--- Begin ---
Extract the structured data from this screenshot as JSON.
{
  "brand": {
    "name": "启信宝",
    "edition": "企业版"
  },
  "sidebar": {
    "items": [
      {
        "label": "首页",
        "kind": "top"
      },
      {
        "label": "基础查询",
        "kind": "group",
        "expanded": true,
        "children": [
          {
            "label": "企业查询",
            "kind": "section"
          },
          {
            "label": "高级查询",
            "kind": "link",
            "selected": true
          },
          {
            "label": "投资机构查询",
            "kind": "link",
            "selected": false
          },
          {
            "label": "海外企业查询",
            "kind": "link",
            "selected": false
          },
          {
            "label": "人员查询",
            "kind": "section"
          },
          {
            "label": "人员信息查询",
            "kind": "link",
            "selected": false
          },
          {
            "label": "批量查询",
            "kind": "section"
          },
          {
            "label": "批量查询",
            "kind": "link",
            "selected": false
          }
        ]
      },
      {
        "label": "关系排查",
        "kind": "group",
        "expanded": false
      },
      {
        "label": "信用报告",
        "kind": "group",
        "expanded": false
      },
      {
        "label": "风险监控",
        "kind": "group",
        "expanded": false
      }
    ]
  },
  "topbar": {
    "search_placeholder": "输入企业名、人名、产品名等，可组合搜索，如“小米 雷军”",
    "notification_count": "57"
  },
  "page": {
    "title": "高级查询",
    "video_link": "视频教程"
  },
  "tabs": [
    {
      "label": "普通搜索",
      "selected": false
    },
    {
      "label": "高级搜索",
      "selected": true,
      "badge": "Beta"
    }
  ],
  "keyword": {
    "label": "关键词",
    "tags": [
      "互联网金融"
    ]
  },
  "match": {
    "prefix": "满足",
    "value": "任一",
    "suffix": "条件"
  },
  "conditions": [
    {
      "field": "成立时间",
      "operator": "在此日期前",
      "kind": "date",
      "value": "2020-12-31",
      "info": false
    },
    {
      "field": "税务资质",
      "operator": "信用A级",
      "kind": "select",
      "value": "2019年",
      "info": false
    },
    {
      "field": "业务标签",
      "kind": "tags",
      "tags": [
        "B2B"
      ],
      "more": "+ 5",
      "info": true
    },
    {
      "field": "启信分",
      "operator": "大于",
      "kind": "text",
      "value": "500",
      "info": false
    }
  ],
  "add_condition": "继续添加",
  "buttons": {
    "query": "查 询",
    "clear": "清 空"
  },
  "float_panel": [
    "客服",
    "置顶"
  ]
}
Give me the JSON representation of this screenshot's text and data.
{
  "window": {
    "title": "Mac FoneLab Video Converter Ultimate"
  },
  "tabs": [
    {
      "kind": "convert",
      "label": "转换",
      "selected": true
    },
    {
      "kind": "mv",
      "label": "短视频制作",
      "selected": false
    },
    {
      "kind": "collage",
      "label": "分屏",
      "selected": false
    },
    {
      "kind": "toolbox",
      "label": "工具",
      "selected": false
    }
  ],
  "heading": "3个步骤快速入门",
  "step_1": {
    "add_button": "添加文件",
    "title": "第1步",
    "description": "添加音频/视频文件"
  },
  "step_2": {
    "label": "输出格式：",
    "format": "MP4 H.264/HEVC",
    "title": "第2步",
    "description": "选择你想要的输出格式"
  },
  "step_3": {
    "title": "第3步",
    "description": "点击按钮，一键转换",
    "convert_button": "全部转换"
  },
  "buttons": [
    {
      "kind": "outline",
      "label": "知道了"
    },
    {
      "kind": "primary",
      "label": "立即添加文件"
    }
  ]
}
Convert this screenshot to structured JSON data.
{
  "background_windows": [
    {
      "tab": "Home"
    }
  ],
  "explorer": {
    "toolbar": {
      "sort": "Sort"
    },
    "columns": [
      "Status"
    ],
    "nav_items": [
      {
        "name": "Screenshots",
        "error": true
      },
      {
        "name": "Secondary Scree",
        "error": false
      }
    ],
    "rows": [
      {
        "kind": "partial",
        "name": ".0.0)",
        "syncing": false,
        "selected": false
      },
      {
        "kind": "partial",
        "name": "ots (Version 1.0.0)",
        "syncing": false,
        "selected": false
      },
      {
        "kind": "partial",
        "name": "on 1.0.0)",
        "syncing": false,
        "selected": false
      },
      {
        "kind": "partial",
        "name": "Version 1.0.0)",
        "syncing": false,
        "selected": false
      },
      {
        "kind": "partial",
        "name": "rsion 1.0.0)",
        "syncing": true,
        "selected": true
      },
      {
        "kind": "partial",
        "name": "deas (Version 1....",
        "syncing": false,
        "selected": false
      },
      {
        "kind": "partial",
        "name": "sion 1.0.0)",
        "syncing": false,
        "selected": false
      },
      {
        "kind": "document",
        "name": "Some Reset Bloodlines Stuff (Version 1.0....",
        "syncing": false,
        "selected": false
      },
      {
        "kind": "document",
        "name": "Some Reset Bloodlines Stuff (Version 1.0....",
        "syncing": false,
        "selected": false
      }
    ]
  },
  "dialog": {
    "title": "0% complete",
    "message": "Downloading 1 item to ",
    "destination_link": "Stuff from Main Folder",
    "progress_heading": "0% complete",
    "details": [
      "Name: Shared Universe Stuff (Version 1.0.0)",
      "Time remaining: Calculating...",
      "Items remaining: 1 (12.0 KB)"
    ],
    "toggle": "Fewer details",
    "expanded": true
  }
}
--- End ---
The request: Find the lines that include the string "title", then copy each of them.

Result of the task:
    "title": "高级查询",
    "title": "Mac FoneLab Video Converter Ultimate"
    "title": "第1步",
    "title": "第2步",
    "title": "第3步",
    "title": "0% complete",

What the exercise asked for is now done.